__Exercise instructions__.
Which lines contain the string "points"? Please list every one of them.

__Task inputs__.

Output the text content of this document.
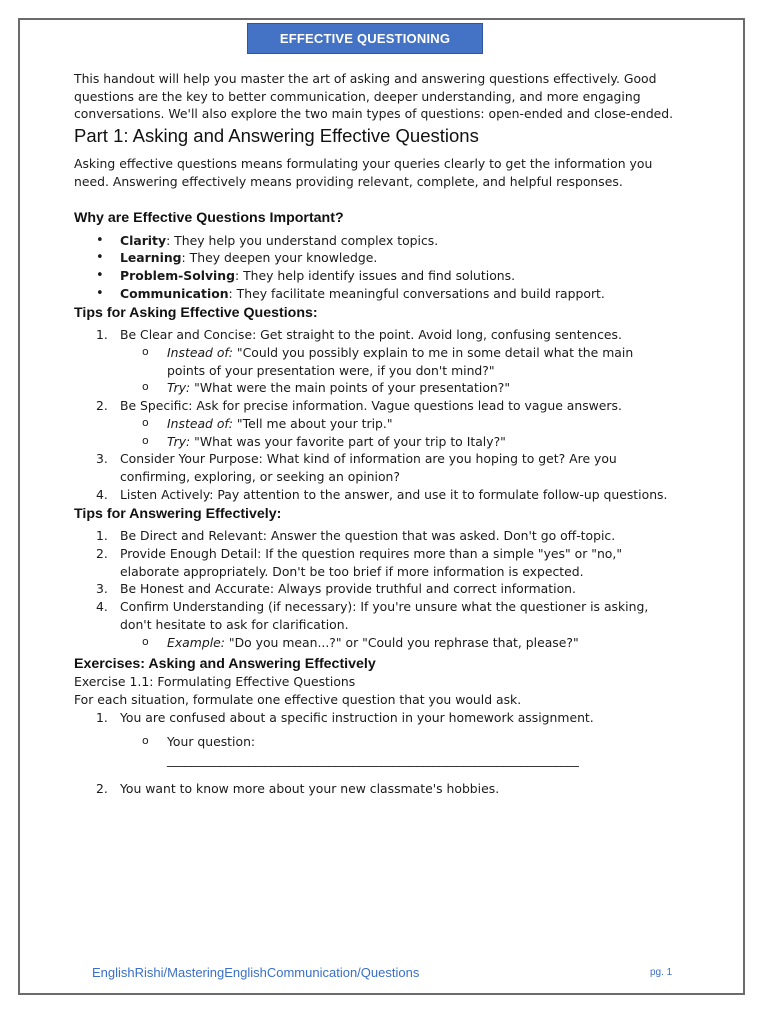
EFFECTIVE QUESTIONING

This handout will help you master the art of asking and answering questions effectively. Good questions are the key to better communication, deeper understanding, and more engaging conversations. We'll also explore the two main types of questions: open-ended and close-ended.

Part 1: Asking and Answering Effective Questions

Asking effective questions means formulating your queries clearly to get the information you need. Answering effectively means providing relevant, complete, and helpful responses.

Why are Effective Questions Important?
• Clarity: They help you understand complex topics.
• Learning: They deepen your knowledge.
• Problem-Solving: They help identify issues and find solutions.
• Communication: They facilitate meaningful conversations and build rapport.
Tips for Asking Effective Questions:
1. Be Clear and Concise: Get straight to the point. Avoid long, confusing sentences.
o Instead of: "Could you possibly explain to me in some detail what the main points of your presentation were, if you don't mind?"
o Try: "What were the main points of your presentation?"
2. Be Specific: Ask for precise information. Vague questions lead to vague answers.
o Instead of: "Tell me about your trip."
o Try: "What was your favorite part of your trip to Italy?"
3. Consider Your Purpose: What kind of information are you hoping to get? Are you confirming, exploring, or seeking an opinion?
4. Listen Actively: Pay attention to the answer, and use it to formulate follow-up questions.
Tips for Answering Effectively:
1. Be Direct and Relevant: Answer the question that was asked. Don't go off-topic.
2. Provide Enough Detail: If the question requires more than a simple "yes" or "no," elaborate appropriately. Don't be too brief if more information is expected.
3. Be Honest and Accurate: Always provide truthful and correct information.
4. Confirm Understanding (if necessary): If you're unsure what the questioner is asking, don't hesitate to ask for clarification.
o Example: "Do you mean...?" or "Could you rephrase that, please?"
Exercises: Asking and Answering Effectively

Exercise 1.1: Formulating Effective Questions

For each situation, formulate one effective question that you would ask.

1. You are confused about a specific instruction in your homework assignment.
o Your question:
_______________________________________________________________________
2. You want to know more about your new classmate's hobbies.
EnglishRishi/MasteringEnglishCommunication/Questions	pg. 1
--
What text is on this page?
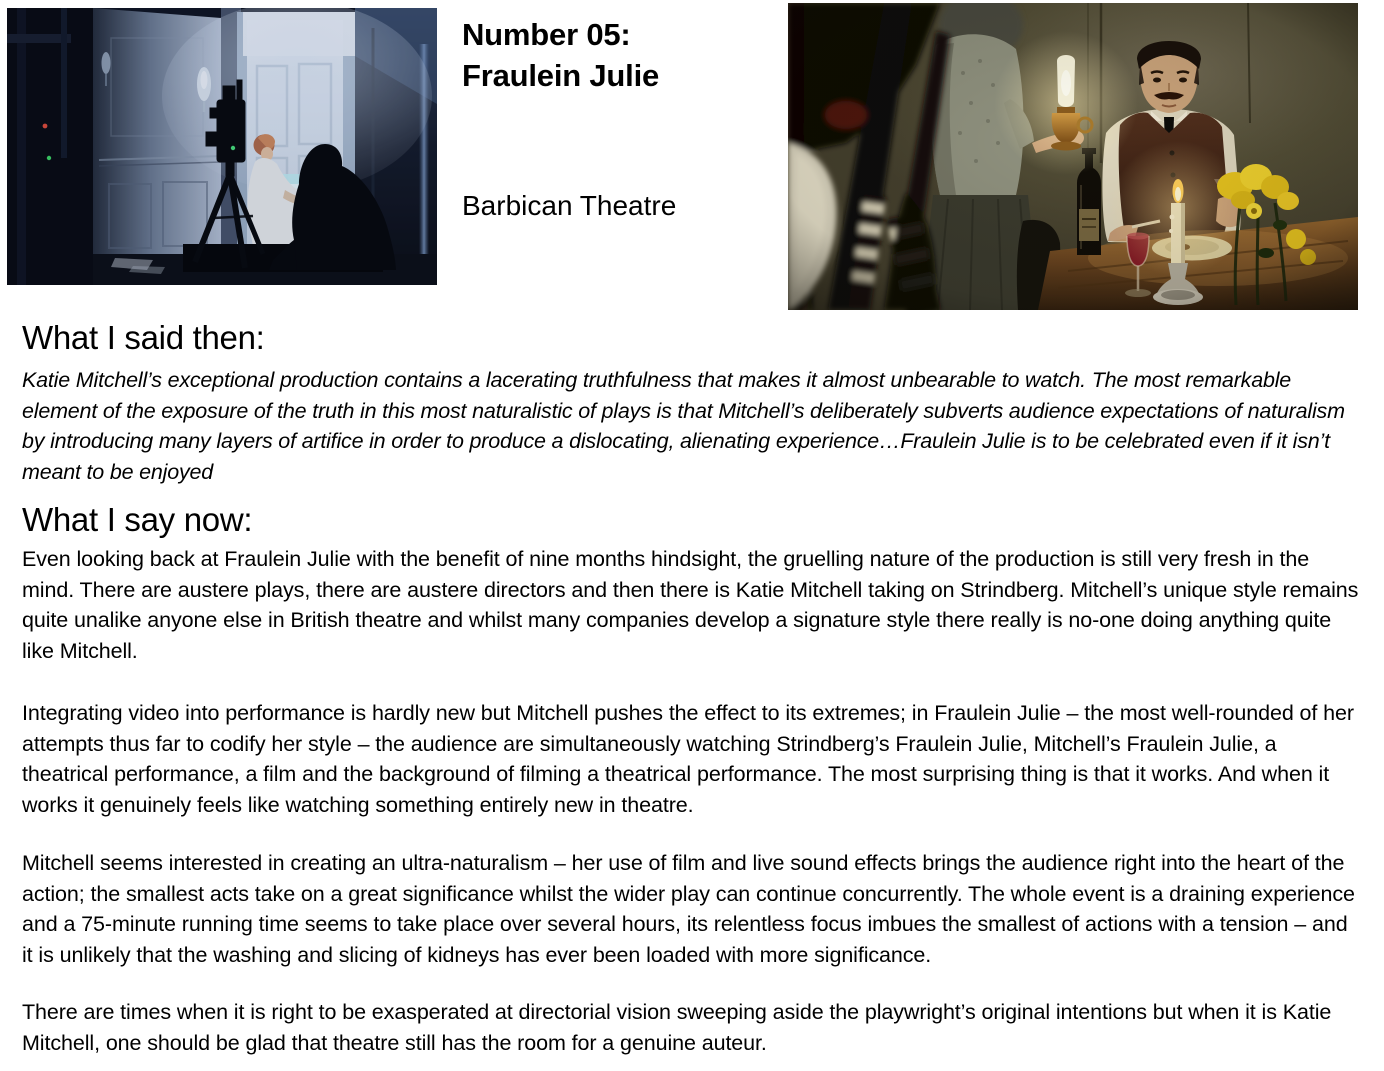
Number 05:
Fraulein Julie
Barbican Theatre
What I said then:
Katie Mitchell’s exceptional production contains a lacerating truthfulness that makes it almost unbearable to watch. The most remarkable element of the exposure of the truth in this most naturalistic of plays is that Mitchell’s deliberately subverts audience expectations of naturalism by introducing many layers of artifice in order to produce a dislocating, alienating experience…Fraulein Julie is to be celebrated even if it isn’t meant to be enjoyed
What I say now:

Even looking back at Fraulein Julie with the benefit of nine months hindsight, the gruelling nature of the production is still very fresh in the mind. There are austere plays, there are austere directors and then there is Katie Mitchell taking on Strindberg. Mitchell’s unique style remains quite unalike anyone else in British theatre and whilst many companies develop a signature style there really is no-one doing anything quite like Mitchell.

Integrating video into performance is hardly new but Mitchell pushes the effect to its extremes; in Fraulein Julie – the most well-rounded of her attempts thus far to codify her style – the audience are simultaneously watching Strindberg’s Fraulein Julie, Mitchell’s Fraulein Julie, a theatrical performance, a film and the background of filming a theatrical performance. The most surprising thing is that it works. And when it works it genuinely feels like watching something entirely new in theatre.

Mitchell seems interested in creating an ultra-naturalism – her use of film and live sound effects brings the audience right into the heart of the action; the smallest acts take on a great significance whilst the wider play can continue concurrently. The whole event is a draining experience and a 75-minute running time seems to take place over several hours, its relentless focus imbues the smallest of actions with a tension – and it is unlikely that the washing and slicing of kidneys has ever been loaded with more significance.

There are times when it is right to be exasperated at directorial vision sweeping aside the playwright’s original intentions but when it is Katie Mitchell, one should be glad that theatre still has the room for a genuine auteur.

__Final result__.
o Instead of: "Could you possibly explain to me in some detail what the main points of your presentation were, if you don't mind?"
o Try: "What were the main points of your presentation?"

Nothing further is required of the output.